• _Text_:
---

Maximize count of occurrences of S2 in S1 as a subsequence by concatenating N1 and N2 times respectively
Given two strings S1, S2 of length N and M respectively, and two positive integers N1 and N2, the task is to find the maximum count of non-overlapping subsequences of S1 which are equal to S2 by concatenating the string s1, n1 times and the string s2, n2 times.
Input: S1 = “acb”, S2 = “ab”, N1 = 4, N2 = 2
Concatenating the string S1, N1 ( = 4) times modifies S1 to “acbacbacbacb”.
Concatenating the string S2, N2 ( = 2) times modifies S2 to “abab”.
Since the string S2 occurs twice as a non-overlapping subsequence in S1, the required output is 2.
Input: S1 = “abc”, S2 = “a”, N1 = 1, N2 = 1
Approach: The problem can be solved using the concept of checking if a string is a subsequence of another string or not.

---

• _Collected data_:
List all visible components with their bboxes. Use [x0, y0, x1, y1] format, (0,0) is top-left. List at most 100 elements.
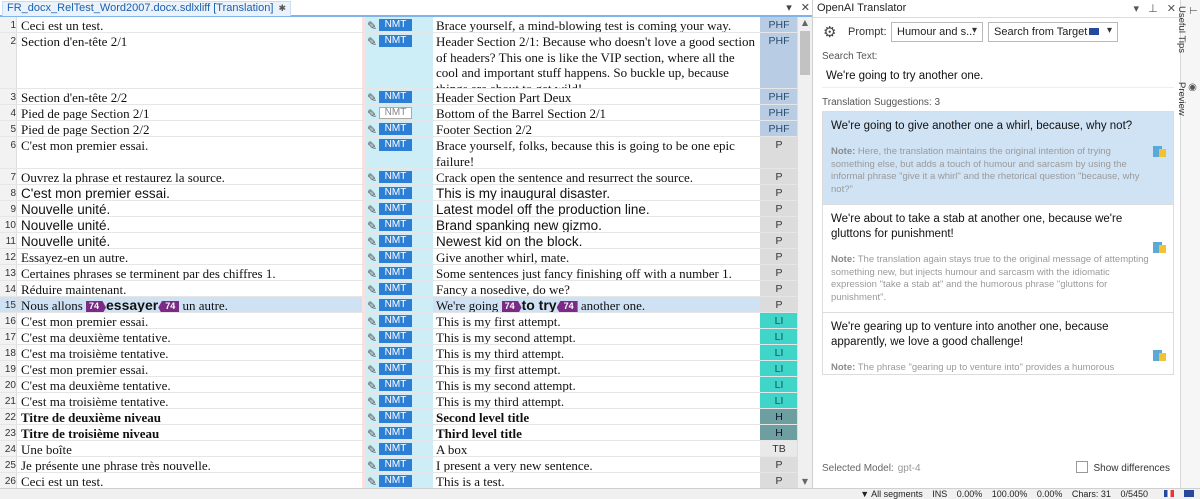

---

• _Requirements_:
A. Change "non-overlapping" to "disjoint" in the subsequence-counting problem text, starting at "Maximize count of" and ending at "string or not.", and give that stretch again.
B. In the first example of the subsequence-counting problem, what string does S1 become after it is concatenated four times?

• _Expected responses_:
A.
Maximize count of occurrences of S2 in S1 as a subsequence by concatenating N1 and N2 times respectively
Given two strings S1, S2 of length N and M respectively, and two positive integers N1 and N2, the task is to find the maximum count of disjoint subsequences of S1 which are equal to S2 by concatenating the string s1, n1 times and the string s2, n2 times.
Input: S1 = “acb”, S2 = “ab”, N1 = 4, N2 = 2
Concatenating the string S1, N1 ( = 4) times modifies S1 to “acbacbacbacb”.
Concatenating the string S2, N2 ( = 2) times modifies S2 to “abab”.
Since the string S2 occurs twice as a disjoint subsequence in S1, the required output is 2.
Input: S1 = “abc”, S2 = “a”, N1 = 1, N2 = 1
Approach: The problem can be solved using the concept of checking if a string is a subsequence of another string or not.

B. S1 becomes “acbacbacbacb”.